### Text passage
I have a consignment class that aggregates a FreightDateTime class. At the same time, the FreightDateTime class is also aggregated by the GoodsItem class. In the same manner, FreightDateTime is associated with a number of other classes that I left out for now.
To avoid a databasetable FreightDateTime with ConsignmentId foreign key, a GoodsItemId foreign key, etc. I decided that the association should be many-to-many. This way, NHibernate would generate an association table for each relationship instead (ConsigmentFreightDateTimes, GoodsItemFreightDateTimes), which makes more sense.
So, in the mapping file, the association looks e.g. like this:
<bag name="DateTimes" table="FreightDateTimes" lazy="false" cascade="all">
<key column="ConsignmentId"/>
<many-to-many class="Logistics.FreightDateTime, Logistics" column="DateTimeId" />
</bag>
Setting cascade to "all" yields:
System.Data.SqlClient.SqlException: Cannot insert the value NULL into column 'DateTimeId', table 'LogiGate.dbo.FreightDateTimes'; column does not allow nulls. INSERT fails.

(Document understanding data)
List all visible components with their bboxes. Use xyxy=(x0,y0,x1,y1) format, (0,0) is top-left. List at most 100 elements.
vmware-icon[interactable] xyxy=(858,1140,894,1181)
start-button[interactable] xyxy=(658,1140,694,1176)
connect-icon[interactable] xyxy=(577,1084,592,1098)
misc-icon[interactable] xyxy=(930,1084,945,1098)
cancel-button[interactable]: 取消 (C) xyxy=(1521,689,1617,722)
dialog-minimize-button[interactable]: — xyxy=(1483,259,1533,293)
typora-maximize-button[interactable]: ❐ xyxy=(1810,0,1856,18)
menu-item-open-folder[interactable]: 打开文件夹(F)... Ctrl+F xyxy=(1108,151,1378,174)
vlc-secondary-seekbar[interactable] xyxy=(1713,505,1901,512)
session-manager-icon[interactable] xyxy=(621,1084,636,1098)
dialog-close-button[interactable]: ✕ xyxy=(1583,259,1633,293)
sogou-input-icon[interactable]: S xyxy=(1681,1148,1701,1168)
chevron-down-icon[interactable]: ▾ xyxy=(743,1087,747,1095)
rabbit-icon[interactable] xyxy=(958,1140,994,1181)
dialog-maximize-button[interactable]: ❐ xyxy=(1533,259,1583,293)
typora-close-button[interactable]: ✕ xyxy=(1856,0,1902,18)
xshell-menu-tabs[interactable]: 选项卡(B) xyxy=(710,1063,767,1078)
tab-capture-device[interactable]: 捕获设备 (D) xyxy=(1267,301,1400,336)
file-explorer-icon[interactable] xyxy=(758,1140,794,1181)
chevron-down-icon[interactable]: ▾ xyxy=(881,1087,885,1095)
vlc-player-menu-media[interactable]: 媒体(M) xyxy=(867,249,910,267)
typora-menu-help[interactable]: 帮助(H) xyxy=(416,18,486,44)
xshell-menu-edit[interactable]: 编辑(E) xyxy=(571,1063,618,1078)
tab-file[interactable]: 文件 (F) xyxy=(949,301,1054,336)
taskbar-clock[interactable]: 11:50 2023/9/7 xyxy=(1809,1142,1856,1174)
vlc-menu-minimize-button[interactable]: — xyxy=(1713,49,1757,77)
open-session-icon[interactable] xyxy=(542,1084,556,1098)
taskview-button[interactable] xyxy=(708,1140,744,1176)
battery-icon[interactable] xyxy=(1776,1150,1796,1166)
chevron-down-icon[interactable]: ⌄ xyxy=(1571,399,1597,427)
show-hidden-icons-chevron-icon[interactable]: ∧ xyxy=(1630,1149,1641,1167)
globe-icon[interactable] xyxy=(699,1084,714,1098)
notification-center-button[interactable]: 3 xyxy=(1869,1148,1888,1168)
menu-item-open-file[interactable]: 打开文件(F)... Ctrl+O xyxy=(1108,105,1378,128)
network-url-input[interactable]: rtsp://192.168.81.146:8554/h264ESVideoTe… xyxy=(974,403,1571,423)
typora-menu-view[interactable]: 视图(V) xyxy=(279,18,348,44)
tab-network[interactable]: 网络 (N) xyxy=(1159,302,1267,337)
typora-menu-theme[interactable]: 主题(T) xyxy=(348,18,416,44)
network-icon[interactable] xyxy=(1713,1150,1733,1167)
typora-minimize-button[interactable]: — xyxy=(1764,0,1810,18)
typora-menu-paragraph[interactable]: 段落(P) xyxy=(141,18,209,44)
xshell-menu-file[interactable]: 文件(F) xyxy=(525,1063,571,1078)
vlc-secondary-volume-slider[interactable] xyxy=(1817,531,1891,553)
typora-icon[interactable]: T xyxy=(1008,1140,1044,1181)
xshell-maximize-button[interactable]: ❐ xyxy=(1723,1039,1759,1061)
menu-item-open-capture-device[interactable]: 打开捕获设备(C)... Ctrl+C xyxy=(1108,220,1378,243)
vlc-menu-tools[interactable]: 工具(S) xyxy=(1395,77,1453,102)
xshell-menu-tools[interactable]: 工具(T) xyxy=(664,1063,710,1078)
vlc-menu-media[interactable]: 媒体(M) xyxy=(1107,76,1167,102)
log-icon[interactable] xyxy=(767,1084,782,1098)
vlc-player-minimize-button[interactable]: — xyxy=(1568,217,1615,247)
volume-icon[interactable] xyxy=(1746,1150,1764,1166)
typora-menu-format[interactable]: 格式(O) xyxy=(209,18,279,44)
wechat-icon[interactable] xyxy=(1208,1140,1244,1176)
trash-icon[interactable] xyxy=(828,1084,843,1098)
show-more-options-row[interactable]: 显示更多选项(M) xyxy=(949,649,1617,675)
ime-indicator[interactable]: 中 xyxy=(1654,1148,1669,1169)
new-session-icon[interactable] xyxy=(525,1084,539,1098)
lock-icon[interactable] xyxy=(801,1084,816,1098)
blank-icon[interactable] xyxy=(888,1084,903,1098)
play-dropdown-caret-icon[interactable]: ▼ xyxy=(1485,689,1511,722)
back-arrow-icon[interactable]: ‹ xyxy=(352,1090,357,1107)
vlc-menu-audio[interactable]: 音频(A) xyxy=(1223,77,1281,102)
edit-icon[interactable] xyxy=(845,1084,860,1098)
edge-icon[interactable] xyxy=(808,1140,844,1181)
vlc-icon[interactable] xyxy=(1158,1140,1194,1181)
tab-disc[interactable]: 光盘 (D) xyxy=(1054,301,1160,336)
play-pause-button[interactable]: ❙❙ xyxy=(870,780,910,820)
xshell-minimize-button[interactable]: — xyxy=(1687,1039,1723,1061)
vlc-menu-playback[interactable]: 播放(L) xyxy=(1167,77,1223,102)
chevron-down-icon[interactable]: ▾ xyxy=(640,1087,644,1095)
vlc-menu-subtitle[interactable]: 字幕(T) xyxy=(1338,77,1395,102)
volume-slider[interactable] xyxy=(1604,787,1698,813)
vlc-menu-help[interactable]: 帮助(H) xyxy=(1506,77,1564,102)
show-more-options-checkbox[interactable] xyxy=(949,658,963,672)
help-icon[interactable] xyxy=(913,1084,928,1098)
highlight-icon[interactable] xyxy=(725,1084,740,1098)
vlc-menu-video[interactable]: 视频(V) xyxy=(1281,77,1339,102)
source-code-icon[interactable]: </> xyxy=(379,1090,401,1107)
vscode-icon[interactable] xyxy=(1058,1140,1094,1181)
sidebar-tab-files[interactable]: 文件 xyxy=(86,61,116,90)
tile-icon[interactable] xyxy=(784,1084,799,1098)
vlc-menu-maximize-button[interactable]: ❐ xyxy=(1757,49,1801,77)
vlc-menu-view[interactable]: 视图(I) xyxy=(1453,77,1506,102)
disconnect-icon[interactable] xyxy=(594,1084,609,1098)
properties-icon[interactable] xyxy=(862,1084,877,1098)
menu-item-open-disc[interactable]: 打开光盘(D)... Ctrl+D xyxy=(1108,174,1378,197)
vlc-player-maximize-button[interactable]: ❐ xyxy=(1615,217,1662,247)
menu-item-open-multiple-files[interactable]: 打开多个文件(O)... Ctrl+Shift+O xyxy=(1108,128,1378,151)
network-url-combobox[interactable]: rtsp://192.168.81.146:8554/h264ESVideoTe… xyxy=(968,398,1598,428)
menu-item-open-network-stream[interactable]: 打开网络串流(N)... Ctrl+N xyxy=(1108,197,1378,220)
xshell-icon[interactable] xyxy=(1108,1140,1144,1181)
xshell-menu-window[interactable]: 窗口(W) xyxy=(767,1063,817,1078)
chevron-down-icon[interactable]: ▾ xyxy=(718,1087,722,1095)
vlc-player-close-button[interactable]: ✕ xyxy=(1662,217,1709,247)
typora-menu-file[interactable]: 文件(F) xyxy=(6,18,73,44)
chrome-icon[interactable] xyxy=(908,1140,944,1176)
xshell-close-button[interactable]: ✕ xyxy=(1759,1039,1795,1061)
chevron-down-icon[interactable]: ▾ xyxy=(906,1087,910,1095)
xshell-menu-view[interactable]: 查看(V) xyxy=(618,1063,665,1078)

### Task item A
Answer from the NHibernate mapping question:
(i) Besides the consignment class, which class also aggregates the FreightDateTime class?
(ii) What kind of association did the writer choose to avoid a FreightDateTime table with several foreign keys?
(iii) Into which column does the exception say NULL cannot be inserted?
### Task item B
Carry the NHibernate mapping question forward from its final line.

### Exercise result A
(i) The GoodsItem class.
(ii) A many-to-many association.
(iii) The 'DateTimeId' column of the table 'LogiGate.dbo.FreightDateTimes'.

### Exercise result B
Setting cascade to "none" yields:
NHibernate.TransientObjectException: object references an unsaved transient instance - save the transient instance before flushing: Logistics.FreightDateTime
In both cases, this means that NHibernate is trying to save the Consignment instance, although the child FreightDateTime instances have not been saved. In the first case, the foreign key is still 'null', which thus cannot be inserted in the resulting table, and in the second case, NHibernate is aware that the instance has not yet been saved, and thus throws the exception.
So the question is how I can get NHibernate to save all child instances first without explicitly telling it to do so. I have hunch that allowing nulls on column DateTimeId would do the trick, but I think that is neither desirable nor possible.